Copy out each line below exactly as it appears.

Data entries
■ ■ ■ ■ ■
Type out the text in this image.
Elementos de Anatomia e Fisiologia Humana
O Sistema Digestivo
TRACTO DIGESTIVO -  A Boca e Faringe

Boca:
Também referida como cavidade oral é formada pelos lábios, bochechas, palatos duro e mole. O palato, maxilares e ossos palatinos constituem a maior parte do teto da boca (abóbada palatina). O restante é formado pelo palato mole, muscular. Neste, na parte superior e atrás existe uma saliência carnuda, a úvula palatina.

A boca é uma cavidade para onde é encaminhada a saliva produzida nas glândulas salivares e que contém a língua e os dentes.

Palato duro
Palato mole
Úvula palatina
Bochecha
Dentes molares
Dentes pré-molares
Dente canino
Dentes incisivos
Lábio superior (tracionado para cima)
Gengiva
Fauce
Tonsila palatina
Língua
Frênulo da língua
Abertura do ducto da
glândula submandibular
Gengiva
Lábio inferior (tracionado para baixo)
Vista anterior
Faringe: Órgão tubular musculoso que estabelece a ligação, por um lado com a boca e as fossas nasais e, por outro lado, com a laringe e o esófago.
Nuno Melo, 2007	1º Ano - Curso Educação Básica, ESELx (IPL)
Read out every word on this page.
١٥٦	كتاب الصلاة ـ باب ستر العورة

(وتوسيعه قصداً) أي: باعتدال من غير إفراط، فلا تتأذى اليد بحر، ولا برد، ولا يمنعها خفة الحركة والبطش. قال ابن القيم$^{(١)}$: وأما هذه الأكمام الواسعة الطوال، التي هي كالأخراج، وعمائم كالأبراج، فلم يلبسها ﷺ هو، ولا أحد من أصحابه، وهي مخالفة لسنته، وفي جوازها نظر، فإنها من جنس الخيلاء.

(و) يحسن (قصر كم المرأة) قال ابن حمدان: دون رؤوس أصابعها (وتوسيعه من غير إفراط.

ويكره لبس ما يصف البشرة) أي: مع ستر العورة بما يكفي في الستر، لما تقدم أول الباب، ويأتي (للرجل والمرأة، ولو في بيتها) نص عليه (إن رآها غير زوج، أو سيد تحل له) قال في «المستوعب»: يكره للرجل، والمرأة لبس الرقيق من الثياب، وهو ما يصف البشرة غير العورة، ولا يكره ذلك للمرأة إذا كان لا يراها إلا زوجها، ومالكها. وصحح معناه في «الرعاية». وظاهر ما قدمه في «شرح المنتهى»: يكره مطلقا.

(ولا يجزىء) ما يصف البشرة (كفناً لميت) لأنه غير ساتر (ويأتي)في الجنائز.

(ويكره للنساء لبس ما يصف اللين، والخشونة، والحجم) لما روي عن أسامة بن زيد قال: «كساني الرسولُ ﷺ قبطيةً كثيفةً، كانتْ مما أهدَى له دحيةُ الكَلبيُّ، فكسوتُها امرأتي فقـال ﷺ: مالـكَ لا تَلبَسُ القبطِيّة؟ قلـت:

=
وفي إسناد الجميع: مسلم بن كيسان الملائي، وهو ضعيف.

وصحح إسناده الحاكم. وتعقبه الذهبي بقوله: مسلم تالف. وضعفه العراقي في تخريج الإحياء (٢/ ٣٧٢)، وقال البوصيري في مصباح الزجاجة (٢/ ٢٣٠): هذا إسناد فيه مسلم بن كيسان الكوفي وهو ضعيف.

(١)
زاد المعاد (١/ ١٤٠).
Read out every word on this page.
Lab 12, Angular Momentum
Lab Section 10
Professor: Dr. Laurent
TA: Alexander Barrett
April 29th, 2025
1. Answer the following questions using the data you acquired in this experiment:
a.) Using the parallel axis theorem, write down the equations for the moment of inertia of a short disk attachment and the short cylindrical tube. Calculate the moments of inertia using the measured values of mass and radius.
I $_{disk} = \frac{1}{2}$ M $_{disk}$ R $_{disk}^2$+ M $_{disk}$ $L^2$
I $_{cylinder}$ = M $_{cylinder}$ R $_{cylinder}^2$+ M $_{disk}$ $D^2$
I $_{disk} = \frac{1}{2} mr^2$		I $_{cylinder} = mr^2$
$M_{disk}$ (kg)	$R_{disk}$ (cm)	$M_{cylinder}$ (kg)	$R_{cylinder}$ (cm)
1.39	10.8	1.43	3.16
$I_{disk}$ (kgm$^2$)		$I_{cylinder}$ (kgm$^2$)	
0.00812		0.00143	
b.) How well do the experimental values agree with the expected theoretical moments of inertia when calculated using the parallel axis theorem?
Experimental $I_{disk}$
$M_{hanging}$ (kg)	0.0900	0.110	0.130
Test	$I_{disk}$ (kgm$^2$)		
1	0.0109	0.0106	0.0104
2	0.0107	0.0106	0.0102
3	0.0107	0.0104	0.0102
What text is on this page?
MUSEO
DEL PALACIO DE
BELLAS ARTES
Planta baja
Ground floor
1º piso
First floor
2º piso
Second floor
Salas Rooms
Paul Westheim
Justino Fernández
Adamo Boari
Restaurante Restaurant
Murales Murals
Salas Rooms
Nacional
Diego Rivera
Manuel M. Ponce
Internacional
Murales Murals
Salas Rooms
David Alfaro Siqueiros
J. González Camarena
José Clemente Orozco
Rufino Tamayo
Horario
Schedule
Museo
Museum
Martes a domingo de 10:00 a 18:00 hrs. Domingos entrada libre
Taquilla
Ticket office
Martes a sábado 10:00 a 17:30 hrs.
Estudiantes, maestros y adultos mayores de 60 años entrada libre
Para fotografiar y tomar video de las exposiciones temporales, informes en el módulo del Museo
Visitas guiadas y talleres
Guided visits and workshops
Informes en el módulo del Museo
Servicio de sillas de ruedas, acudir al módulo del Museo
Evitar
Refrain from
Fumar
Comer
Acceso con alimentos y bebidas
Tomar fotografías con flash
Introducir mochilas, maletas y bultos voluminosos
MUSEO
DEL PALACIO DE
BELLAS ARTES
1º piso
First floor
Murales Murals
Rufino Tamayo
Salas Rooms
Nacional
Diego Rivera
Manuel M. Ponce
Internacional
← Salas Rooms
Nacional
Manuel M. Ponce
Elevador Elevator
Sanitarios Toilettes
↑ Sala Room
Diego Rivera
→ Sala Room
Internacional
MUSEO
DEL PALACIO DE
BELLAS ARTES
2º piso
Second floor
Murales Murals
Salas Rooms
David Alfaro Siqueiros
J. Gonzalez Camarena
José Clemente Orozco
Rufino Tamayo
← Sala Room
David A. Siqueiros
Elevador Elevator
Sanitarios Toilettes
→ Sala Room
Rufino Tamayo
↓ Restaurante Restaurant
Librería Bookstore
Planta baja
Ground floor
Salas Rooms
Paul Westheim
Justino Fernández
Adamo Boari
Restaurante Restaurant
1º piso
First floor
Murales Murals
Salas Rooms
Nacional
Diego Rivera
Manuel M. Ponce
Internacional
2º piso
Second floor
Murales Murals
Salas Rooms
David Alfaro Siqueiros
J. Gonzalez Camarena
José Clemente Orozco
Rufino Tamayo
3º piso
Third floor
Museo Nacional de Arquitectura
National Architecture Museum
■ ■ ■ ■ ■
THE REPLY
Type out the text in this image.
Elementos de Anatomia e Fisiologia Humana
O Sistema Digestivo
TRACTO DIGESTIVO -  A Boca e Faringe

Boca:
Também referida como cavidade oral é formada pelos lábios, bochechas, palatos duro e mole. O palato, maxilares e ossos palatinos constituem a maior parte do teto da boca (abóbada palatina). O restante é formado pelo palato mole, muscular. Neste, na parte superior e atrás existe uma saliência carnuda, a úvula palatina.

A boca é uma cavidade para onde é encaminhada a saliva produzida nas glândulas salivares e que contém a língua e os dentes.

Palato duro
Palato mole
Úvula palatina
Bochecha
Dentes molares
Dentes pré-molares
Dente canino
Dentes incisivos
Lábio superior (tracionado para cima)
Gengiva
Fauce
Tonsila palatina
Língua
Frênulo da língua
Abertura do ducto da
glândula submandibular
Gengiva
Lábio inferior (tracionado para baixo)
Vista anterior
Faringe: Órgão tubular musculoso que estabelece a ligação, por um lado com a boca e as fossas nasais e, por outro lado, com a laringe e o esófago.
Nuno Melo, 2007	1º Ano - Curso Educação Básica, ESELx (IPL)
Read out every word on this page.
١٥٦	كتاب الصلاة ـ باب ستر العورة

(وتوسيعه قصداً) أي: باعتدال من غير إفراط، فلا تتأذى اليد بحر، ولا برد، ولا يمنعها خفة الحركة والبطش. قال ابن القيم$^{(١)}$: وأما هذه الأكمام الواسعة الطوال، التي هي كالأخراج، وعمائم كالأبراج، فلم يلبسها ﷺ هو، ولا أحد من أصحابه، وهي مخالفة لسنته، وفي جوازها نظر، فإنها من جنس الخيلاء.

(و) يحسن (قصر كم المرأة) قال ابن حمدان: دون رؤوس أصابعها (وتوسيعه من غير إفراط.

ويكره لبس ما يصف البشرة) أي: مع ستر العورة بما يكفي في الستر، لما تقدم أول الباب، ويأتي (للرجل والمرأة، ولو في بيتها) نص عليه (إن رآها غير زوج، أو سيد تحل له) قال في «المستوعب»: يكره للرجل، والمرأة لبس الرقيق من الثياب، وهو ما يصف البشرة غير العورة، ولا يكره ذلك للمرأة إذا كان لا يراها إلا زوجها، ومالكها. وصحح معناه في «الرعاية». وظاهر ما قدمه في «شرح المنتهى»: يكره مطلقا.

(ولا يجزىء) ما يصف البشرة (كفناً لميت) لأنه غير ساتر (ويأتي)في الجنائز.

(ويكره للنساء لبس ما يصف اللين، والخشونة، والحجم) لما روي عن أسامة بن زيد قال: «كساني الرسولُ ﷺ قبطيةً كثيفةً، كانتْ مما أهدَى له دحيةُ الكَلبيُّ، فكسوتُها امرأتي فقـال ﷺ: مالـكَ لا تَلبَسُ القبطِيّة؟ قلـت:

=
وفي إسناد الجميع: مسلم بن كيسان الملائي، وهو ضعيف.

وصحح إسناده الحاكم. وتعقبه الذهبي بقوله: مسلم تالف. وضعفه العراقي في تخريج الإحياء (٢/ ٣٧٢)، وقال البوصيري في مصباح الزجاجة (٢/ ٢٣٠): هذا إسناد فيه مسلم بن كيسان الكوفي وهو ضعيف.

(١)
زاد المعاد (١/ ١٤٠).
Read out every word on this page.
Lab 12, Angular Momentum
Lab Section 10
Professor: Dr. Laurent
TA: Alexander Barrett
April 29th, 2025
1. Answer the following questions using the data you acquired in this experiment:
a.) Using the parallel axis theorem, write down the equations for the moment of inertia of a short disk attachment and the short cylindrical tube. Calculate the moments of inertia using the measured values of mass and radius.
I $_{disk} = \frac{1}{2}$ M $_{disk}$ R $_{disk}^2$+ M $_{disk}$ $L^2$
I $_{cylinder}$ = M $_{cylinder}$ R $_{cylinder}^2$+ M $_{disk}$ $D^2$
I $_{disk} = \frac{1}{2} mr^2$		I $_{cylinder} = mr^2$
$M_{disk}$ (kg)	$R_{disk}$ (cm)	$M_{cylinder}$ (kg)	$R_{cylinder}$ (cm)
1.39	10.8	1.43	3.16
$I_{disk}$ (kgm$^2$)		$I_{cylinder}$ (kgm$^2$)	
0.00812		0.00143	
b.) How well do the experimental values agree with the expected theoretical moments of inertia when calculated using the parallel axis theorem?
Experimental $I_{disk}$
$M_{hanging}$ (kg)	0.0900	0.110	0.130
Test	$I_{disk}$ (kgm$^2$)		
1	0.0109	0.0106	0.0104
2	0.0107	0.0106	0.0102
3	0.0107	0.0104	0.0102
What text is on this page?
MUSEO
DEL PALACIO DE
BELLAS ARTES
Planta baja
Ground floor
1º piso
First floor
2º piso
Second floor
Salas Rooms
Paul Westheim
Justino Fernández
Adamo Boari
Restaurante Restaurant
Murales Murals
Salas Rooms
Nacional
Diego Rivera
Manuel M. Ponce
Internacional
Murales Murals
Salas Rooms
David Alfaro Siqueiros
J. González Camarena
José Clemente Orozco
Rufino Tamayo
Horario
Schedule
Museo
Museum
Martes a domingo de 10:00 a 18:00 hrs. Domingos entrada libre
Taquilla
Ticket office
Martes a sábado 10:00 a 17:30 hrs.
Estudiantes, maestros y adultos mayores de 60 años entrada libre
Para fotografiar y tomar video de las exposiciones temporales, informes en el módulo del Museo
Visitas guiadas y talleres
Guided visits and workshops
Informes en el módulo del Museo
Servicio de sillas de ruedas, acudir al módulo del Museo
Evitar
Refrain from
Fumar
Comer
Acceso con alimentos y bebidas
Tomar fotografías con flash
Introducir mochilas, maletas y bultos voluminosos
MUSEO
DEL PALACIO DE
BELLAS ARTES
1º piso
First floor
Murales Murals
Rufino Tamayo
Salas Rooms
Nacional
Diego Rivera
Manuel M. Ponce
Internacional
← Salas Rooms
Nacional
Manuel M. Ponce
Elevador Elevator
Sanitarios Toilettes
↑ Sala Room
Diego Rivera
→ Sala Room
Internacional
MUSEO
DEL PALACIO DE
BELLAS ARTES
2º piso
Second floor
Murales Murals
Salas Rooms
David Alfaro Siqueiros
J. Gonzalez Camarena
José Clemente Orozco
Rufino Tamayo
← Sala Room
David A. Siqueiros
Elevador Elevator
Sanitarios Toilettes
→ Sala Room
Rufino Tamayo
↓ Restaurante Restaurant
Librería Bookstore
Planta baja
Ground floor
Salas Rooms
Paul Westheim
Justino Fernández
Adamo Boari
Restaurante Restaurant
1º piso
First floor
Murales Murals
Salas Rooms
Nacional
Diego Rivera
Manuel M. Ponce
Internacional
2º piso
Second floor
Murales Murals
Salas Rooms
David Alfaro Siqueiros
J. Gonzalez Camarena
José Clemente Orozco
Rufino Tamayo
3º piso
Third floor
Museo Nacional de Arquitectura
National Architecture Museum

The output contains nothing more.